Entre
la reinvención de la política y el fetichismo del poder
Entre la reinvención de la política y el
fetichismo del poder, de Miguel
Mazzeo, “es una advertencia contra los peligros de las dos deformaciones que
más poderosamente obturan la consolidación de una nueva izquierda en nuestro
país: el fetichismo de la militancia de base y el populismo reformista”. Así lo
sintetizan Martín Mosquera y Facundo Nahuel Martín, en una reseña que
publicaron en el Portal de Noticias Marcha.
Es
que el libro de Mazzeo puede inscribirse en una serie de texto que tienen por
objetivo central realizar un aporte, desde el interior de un determinado campo
de experiencias, para que la militancia popular realice un esfuerzo de repensar
críticamente su –poco o mucho– recorrido realizado y desde allí definir sus
políticas, intentando conjurar las decisiones tomadas a las apuradas y, sobre
todo, salirse del lugar del que hay cuestiones que abordar porque se dice que
es necesario hacerlo. Recuerda, en ese sentido, un libro publicado hace ya más
de una década por Mabel T. Rey, quien luego de la “moda autonomista” de
2001-2002, puso en el centro del debate de estas militancias los límites de las
experiencias autónomas, y lo limitado de asumir al Estado como un bloque
homogéneo y sin fisuras.
En
síntesis, podría decirse que el nuevo libro de Mazzeo está centrado en
plantear, desde su punto de vista –que es, a su vez, el de una cantidad de
militantes de base y referentes de ese entramado de organizaciones– cuales son
los riesgos de lanzarse a la participación electoral, y sobre todo, las
distorsiones a las que puede arribar la Izquierda Idependiente de profundizarse
alguna de sus tendencias. De hecho, Mazzeo plantea que –deriva reformista
mediante– embriones de esas distorsiones ya pudieron verse en algunas de las
intervenciones realizadas en las elecciones legislativas nacionales de
diciembre de 2013.
Para
realizar esa crítica, o esa especie de “advertencia teórica”, Mazzeo rescata
los mejores componentes paridos por el espacio político en las últimas dos
décadas. Así, como el propio autor reconoce, el libro recurre a un “discurso
normativo” (del orden del “deber ser”) y a una lógica binaria, aunque no
moralizante. Es decir, que no se trata tanto de establecer qué está bien y qué
está mal, sino más bien –en una línea argumental más cerca a Baruch Spinoza– de
aportar a ver qué puede ser bueno y qué malo para estas experiencias.
A modo de catálogo
A
través de sus 20 capítulos (incluyendo introducción y epílogo), Mazzeo realiza
una suerte de “catálogo” del espacio político. Ese catálogo sería el “piso” sobre
el cual erigir una serie de advertencias y proponer una serie de virtudes en
torno a la intervención electoral por parte de la Izquierda Independiente.

● DATOS APORTADOS:
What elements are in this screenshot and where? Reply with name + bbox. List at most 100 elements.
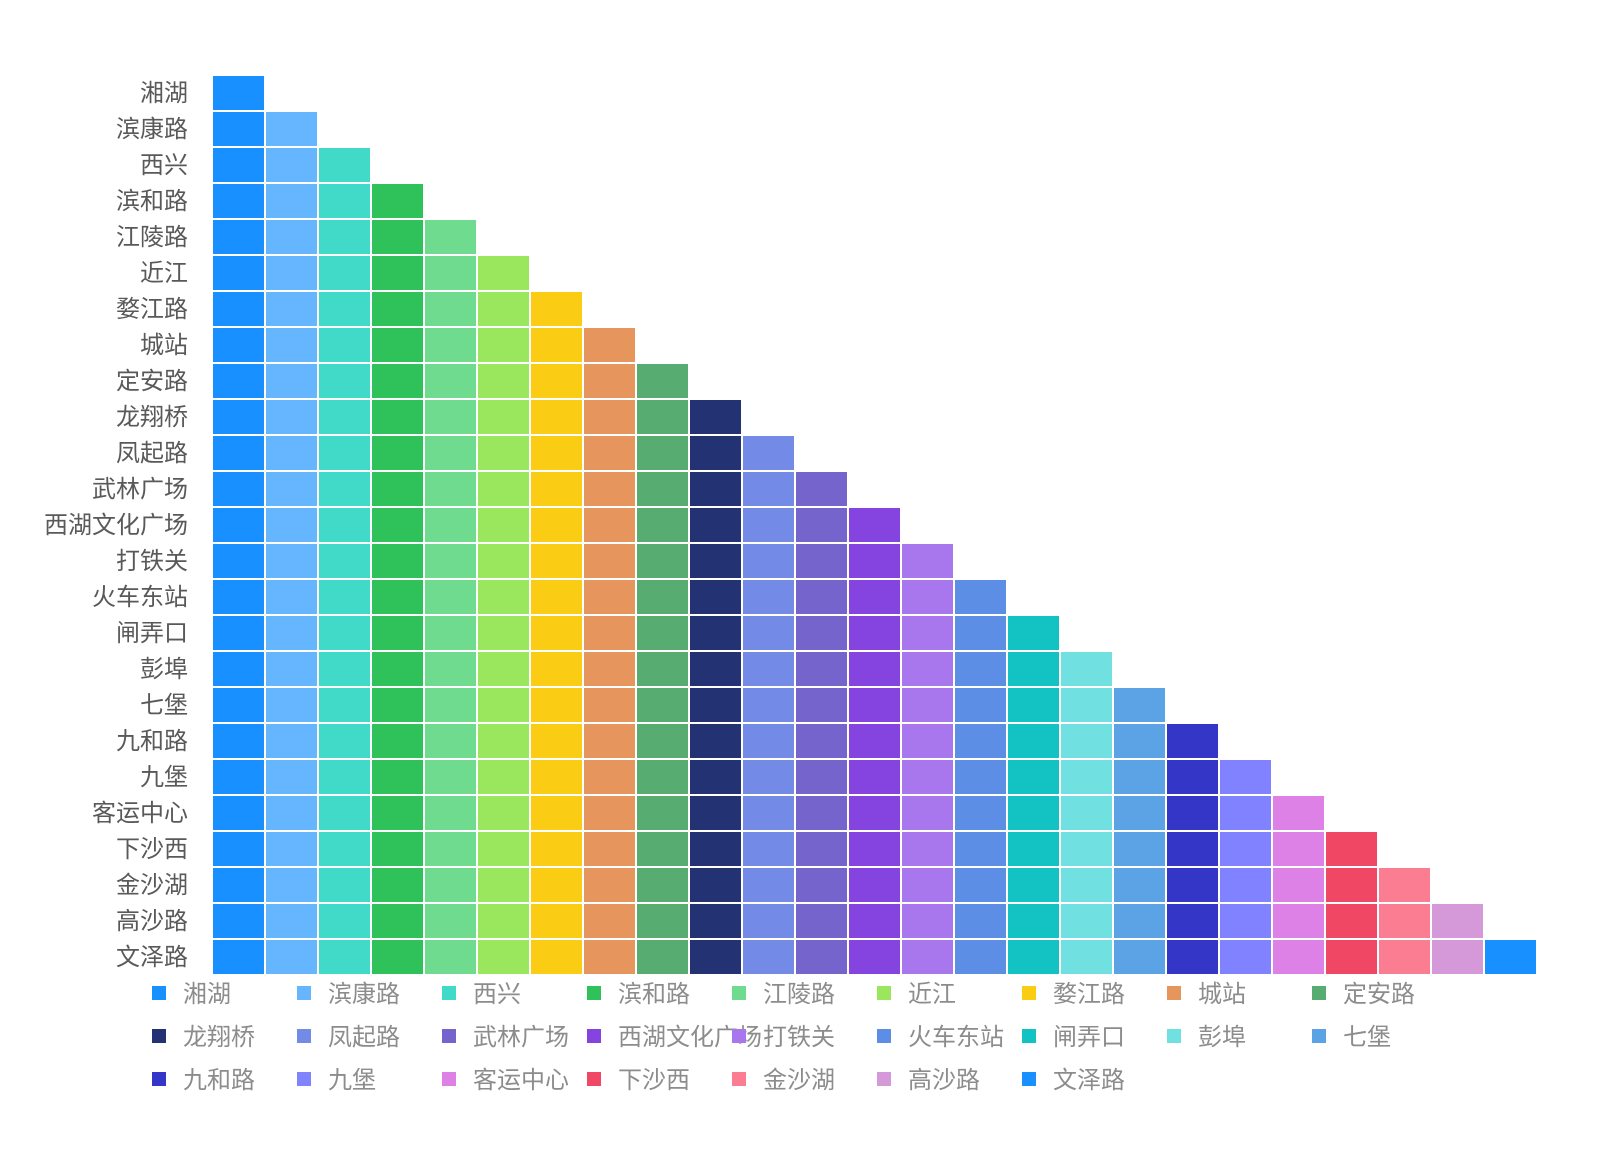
heatmap-cell[interactable] [211,938,266,976]
heatmap-cell[interactable] [688,686,743,724]
heatmap-cell[interactable] [1483,938,1538,976]
heatmap-cell[interactable] [900,758,955,796]
heatmap-cell[interactable] [370,542,425,580]
heatmap-cell[interactable] [741,938,796,976]
heatmap-cell[interactable] [370,578,425,616]
heatmap-cell[interactable] [423,578,478,616]
heatmap-cell[interactable] [423,218,478,256]
heatmap-cell[interactable] [211,506,266,544]
heatmap-cell[interactable] [582,434,637,472]
heatmap-cell[interactable] [370,182,425,220]
heatmap-cell[interactable] [1271,794,1326,832]
heatmap-cell[interactable] [211,578,266,616]
heatmap-cell[interactable] [900,866,955,904]
heatmap-cell[interactable] [476,398,531,436]
heatmap-cell[interactable] [264,398,319,436]
heatmap-cell[interactable] [370,398,425,436]
heatmap-cell[interactable] [635,614,690,652]
heatmap-cell[interactable] [582,506,637,544]
heatmap-cell[interactable] [953,686,1008,724]
heatmap-cell[interactable] [264,650,319,688]
heatmap-cell[interactable] [1218,902,1273,940]
heatmap-cell[interactable] [529,686,584,724]
heatmap-cell[interactable] [529,398,584,436]
heatmap-cell[interactable] [794,506,849,544]
heatmap-cell[interactable] [211,110,266,148]
heatmap-cell[interactable] [317,506,372,544]
heatmap-cell[interactable] [688,434,743,472]
heatmap-cell[interactable] [1165,722,1220,760]
heatmap-cell[interactable] [423,434,478,472]
heatmap-cell[interactable] [529,434,584,472]
heatmap-cell[interactable] [1430,938,1485,976]
heatmap-cell[interactable] [264,830,319,868]
heatmap-cell[interactable] [1324,830,1379,868]
heatmap-cell[interactable] [476,866,531,904]
heatmap-cell[interactable] [423,686,478,724]
heatmap-cell[interactable] [1430,902,1485,940]
legend-item[interactable]: 湘湖 [152,980,231,1008]
heatmap-cell[interactable] [741,794,796,832]
legend-item[interactable]: 武林广场 [442,1023,569,1051]
heatmap-cell[interactable] [423,506,478,544]
heatmap-cell[interactable] [582,398,637,436]
legend-item[interactable]: 婺江路 [1022,980,1125,1008]
heatmap-cell[interactable] [741,506,796,544]
heatmap-cell[interactable] [211,326,266,364]
heatmap-cell[interactable] [794,758,849,796]
heatmap-cell[interactable] [370,290,425,328]
heatmap-cell[interactable] [1165,938,1220,976]
heatmap-cell[interactable] [794,830,849,868]
heatmap-cell[interactable] [794,686,849,724]
legend-item[interactable]: 七堡 [1312,1023,1391,1051]
heatmap-cell[interactable] [847,866,902,904]
heatmap-cell[interactable] [1059,722,1114,760]
legend-item[interactable]: 滨康路 [297,980,400,1008]
heatmap-cell[interactable] [741,542,796,580]
heatmap-cell[interactable] [635,470,690,508]
heatmap-cell[interactable] [582,938,637,976]
heatmap-cell[interactable] [582,542,637,580]
heatmap-cell[interactable] [1324,902,1379,940]
heatmap-cell[interactable] [1006,866,1061,904]
heatmap-cell[interactable] [476,434,531,472]
heatmap-cell[interactable] [953,758,1008,796]
heatmap-cell[interactable] [1059,686,1114,724]
heatmap-cell[interactable] [1271,866,1326,904]
heatmap-cell[interactable] [582,326,637,364]
heatmap-cell[interactable] [423,614,478,652]
heatmap-cell[interactable] [582,830,637,868]
heatmap-cell[interactable] [211,218,266,256]
legend-item[interactable]: 文泽路 [1022,1066,1125,1094]
heatmap-cell[interactable] [476,830,531,868]
heatmap-cell[interactable] [794,614,849,652]
heatmap-cell[interactable] [635,542,690,580]
heatmap-cell[interactable] [211,182,266,220]
heatmap-cell[interactable] [370,686,425,724]
heatmap-cell[interactable] [1271,902,1326,940]
heatmap-cell[interactable] [900,614,955,652]
heatmap-cell[interactable] [529,578,584,616]
heatmap-cell[interactable] [794,578,849,616]
heatmap-cell[interactable] [317,146,372,184]
heatmap-cell[interactable] [211,686,266,724]
heatmap-cell[interactable] [635,830,690,868]
heatmap-cell[interactable] [635,902,690,940]
heatmap-cell[interactable] [370,326,425,364]
heatmap-cell[interactable] [900,686,955,724]
heatmap-cell[interactable] [582,686,637,724]
heatmap-cell[interactable] [1059,794,1114,832]
heatmap-cell[interactable] [264,866,319,904]
heatmap-cell[interactable] [794,794,849,832]
heatmap-cell[interactable] [476,578,531,616]
heatmap-cell[interactable] [370,614,425,652]
legend-item[interactable]: 下沙西 [587,1066,690,1094]
heatmap-cell[interactable] [317,722,372,760]
heatmap-cell[interactable] [211,866,266,904]
heatmap-cell[interactable] [847,902,902,940]
heatmap-cell[interactable] [529,290,584,328]
heatmap-cell[interactable] [211,290,266,328]
heatmap-cell[interactable] [688,866,743,904]
heatmap-cell[interactable] [476,686,531,724]
heatmap-cell[interactable] [1006,758,1061,796]
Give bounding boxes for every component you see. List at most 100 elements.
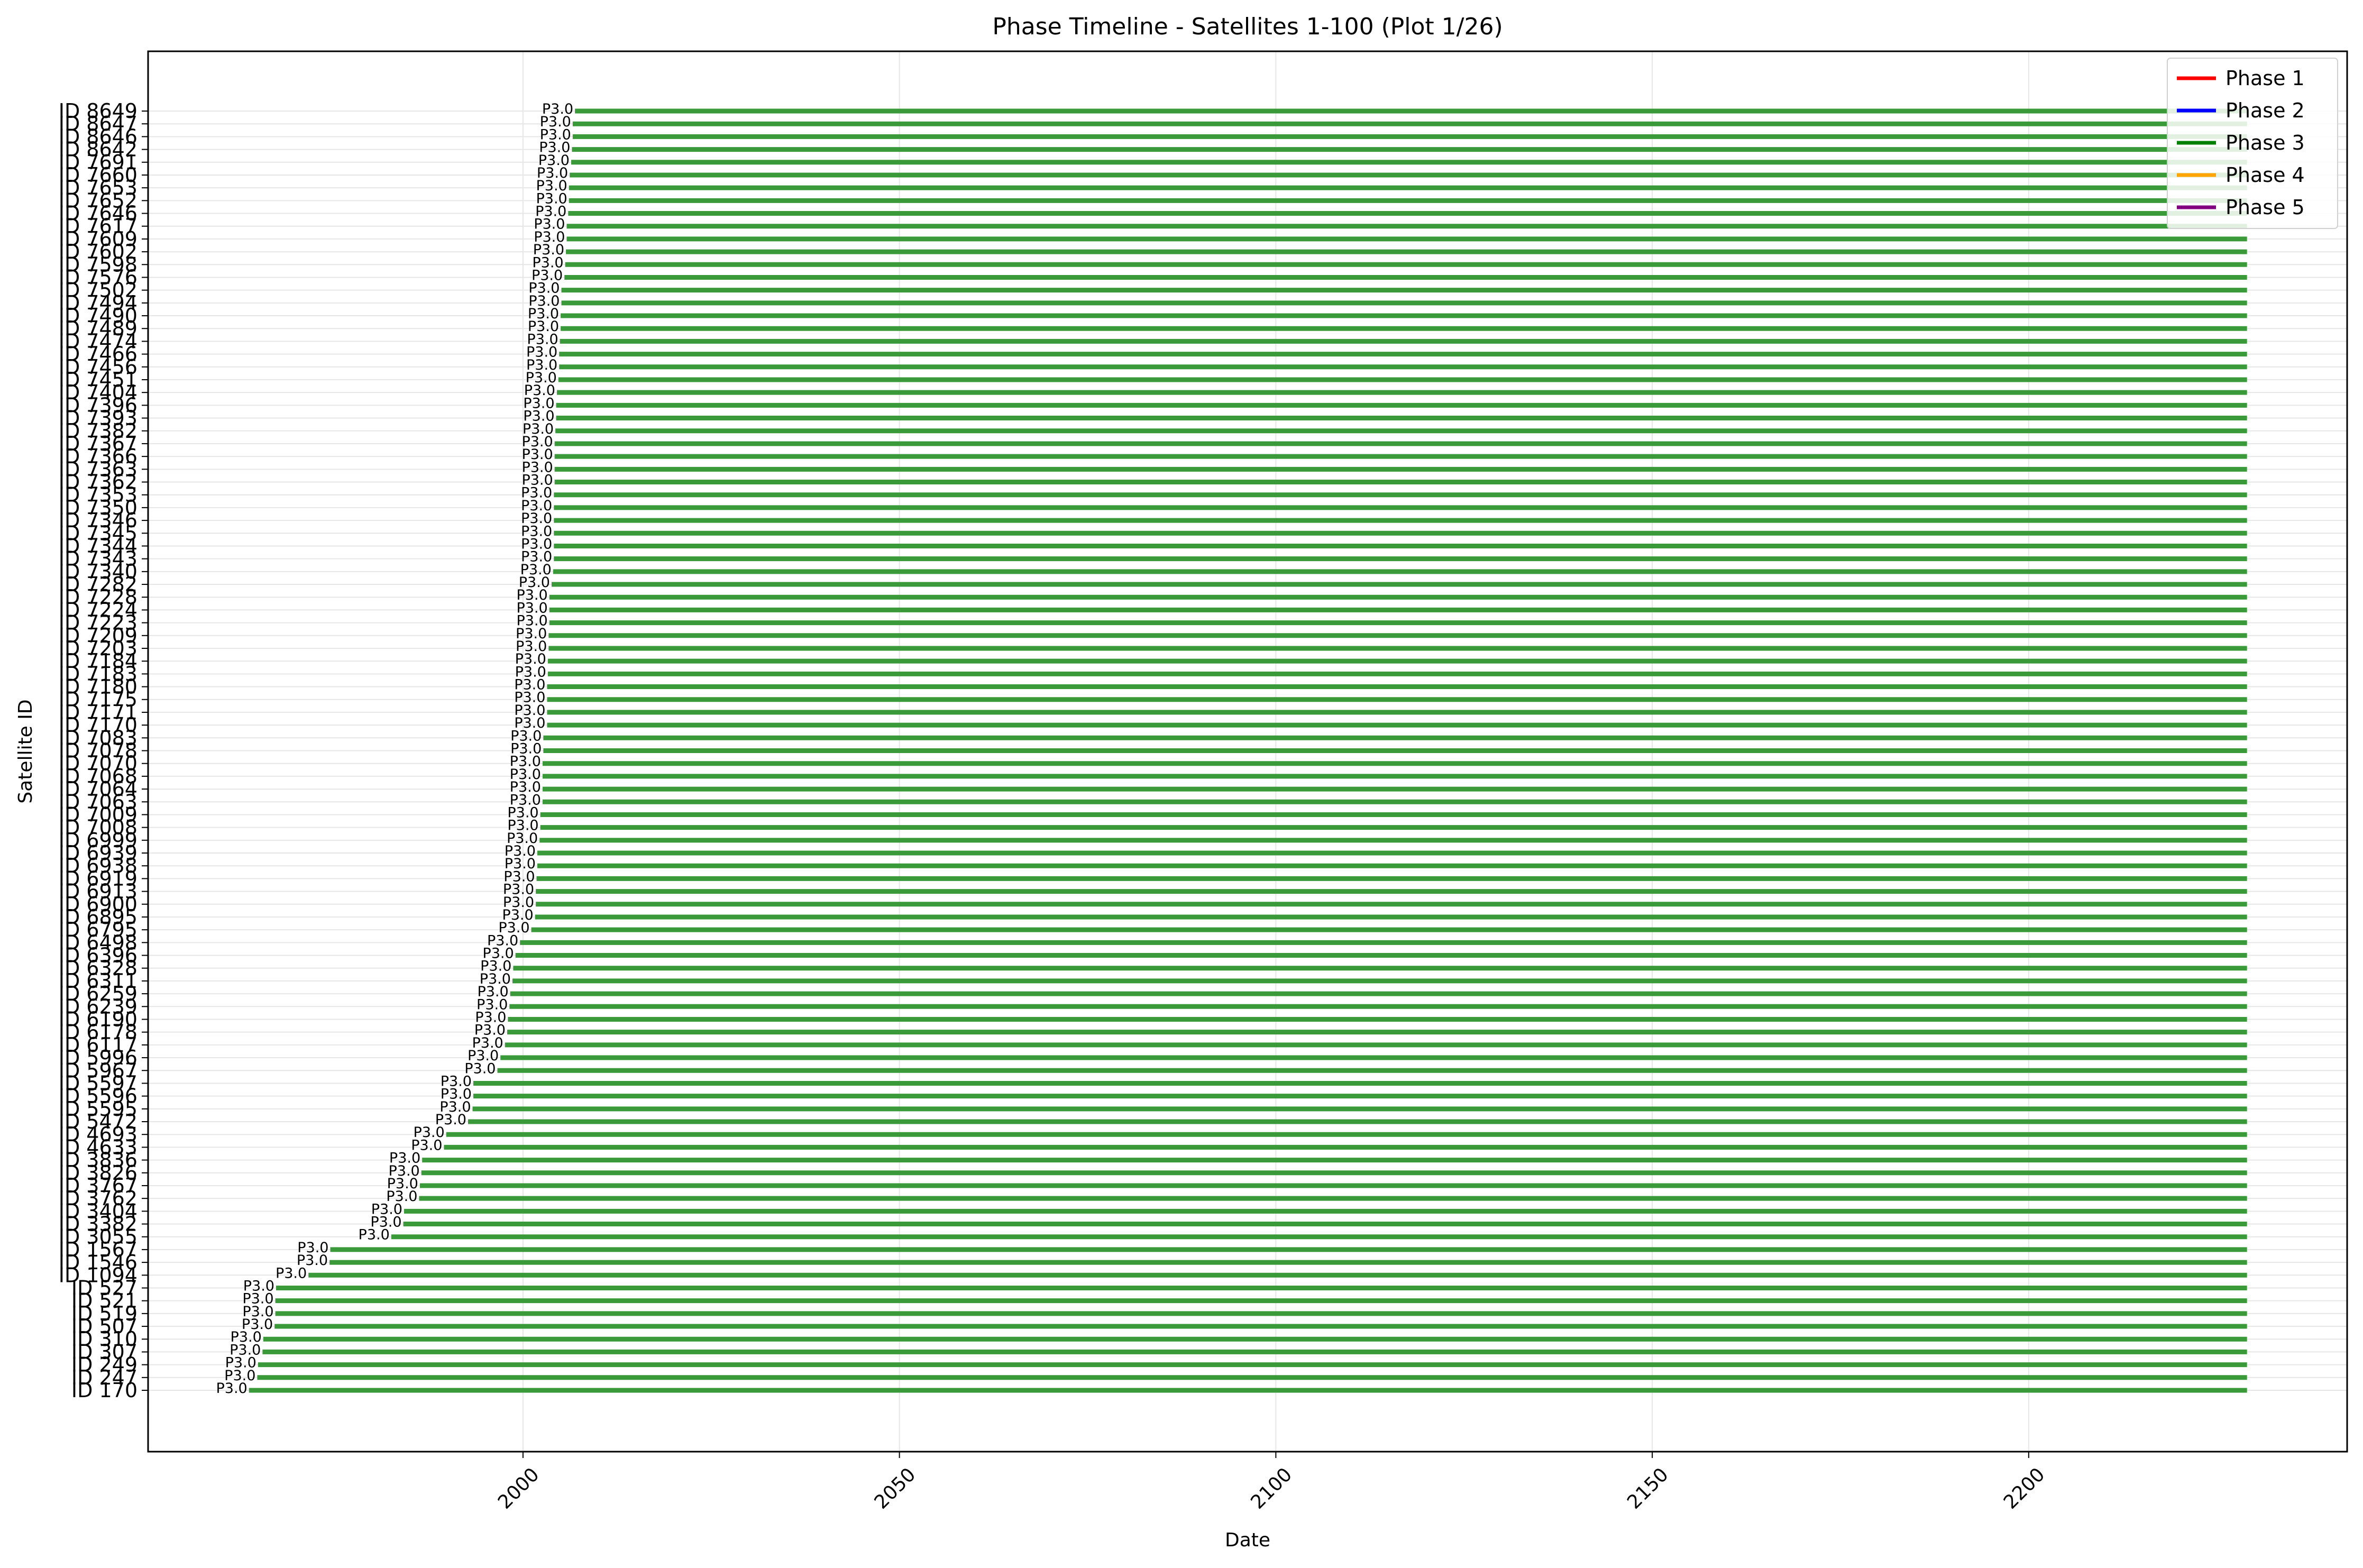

● TAREAS PROPUESTAS:
• a. Devuelve sin cambios el fragmento del texto sobre el libro de Mazzeo que empieza con las palabras “A modo de catálogo” y termina con “la Izquierda Independiente.”.
• b. Escribe la continuación del texto sobre el libro de Mazzeo a partir de su última oración.
El listado procede de una fuente distinta a la del texto.

● RESPUESTAS POR TAREA:
• a.
A modo de catálogo
A
través de sus 20 capítulos (incluyendo introducción y epílogo), Mazzeo realiza
una suerte de “catálogo” del espacio político. Ese catálogo sería el “piso” sobre
el cual erigir una serie de advertencias y proponer una serie de virtudes en
torno a la intervención electoral por parte de la Izquierda Independiente.

• b.
“Miguel
propone recuperar las nociones de apuesta, resistencia, experimentación y
autonomía como pilares del poder popular”, sostiene Sergio Nicanoff en el
prólogo. El poder popular –concepto clave de la Izquierda Independiente y aun
de otras expresiones del campo popular– aparece definido por Mazzeo como “la
fuerza del pueblo en manos del propio pueblo”; como “puesta en acto del poder
colectivo” y de la “fuerza colectiva de la hermandad de los explotados y
oprimidos”. E insiste en que, junto con el concepto de comunidad, es el sentido
más distinguible de la identidad de la Izquierda Independiente.
La
pre-figuración, como transición al socialismo ya desde ahora, junto con la
posibilidad de aportar a la constitución de un gobierno popular que –toma del
poder mediante– entienda que ese episodio no cierra la transición, son otros de
los elementos que aparecen como centrales a la hora de definir una delimitación
de lo que es, o más bien, de lo que debería ser, la lógica de construcción del
espacio.
En
ese espacio, insiste Mazzeo, la construcción de un imaginario y una nueva
discursividad, antagonista, se torna fundamental.
Advertencias y virtudes
En
otra columna, digamos, podríamos situar a todos los pasajes del texto en los
que Mazzeo reflexiona sobre cuáles serían los “beneficios” de una intervención
electoral por parte de la Izquierda Independiente y cuáles serían sus elementos
o características “nocivas”.
Según
el autor, en el contexto de una “guerra de posiciones”, sería aconsejable una
intervención electoral por parte de la Izquierda Independiente en tanto que
aporte a la ampliación del “campo de sus interlocutores” y permita intervenir
en “el arriba” para avanzar en la consolidación de los movimientos sociales
anticapitalistas, en su camino hacia la construcción de un socialismo desde
abajo. Desde este enfoque, la participación de las clases subalternas y oprimidas
en el Estado burgués debería ser antagonista y no pensarse como un fin en sí
mismo, sino más bien como un medio para modificar las relaciones de fuerzas.
Esta participación antagonista, según Mazzeo –y este cronista se permite al
menos leer este tramo con cierto estupor y grandes cuotas de desconfianza–
permitiría transfigurar porciones del Estado en instancias antagónicas respecto
de las lógicas del capital.
Mazzeo
rescata así una mirada que sitúa al “instrumento electoral” en un grado de
subordinación de los movimientos populares de base, en función de los cuales
debería existir. Es desde esta posición que rescata a ciertos “gobiernos
populares” de la región –puntualmente las “excepciones” de Bolivia y, sobre
todo, Venezuela– y los diferencia taxativamente de las “gestiones progresistas”
del continente. En el caso de los segundos –insiste el autor– “no han hecho más
que acotar la independencia política de los movimientos sociales y las
organizaciones populares”.
En
cuanto a las “advertencias”, Mazzeo insiste en que la Izquierda Independiente
no debería participar del “espectáculo” de la política, que la reduce al orden
de la gestión, siendo incapaz, de este modo, de dar cuenta “de los antagonismos
sociales de nuestro tiempo” y mucho menos de “sostener una promesa de
emancipación”.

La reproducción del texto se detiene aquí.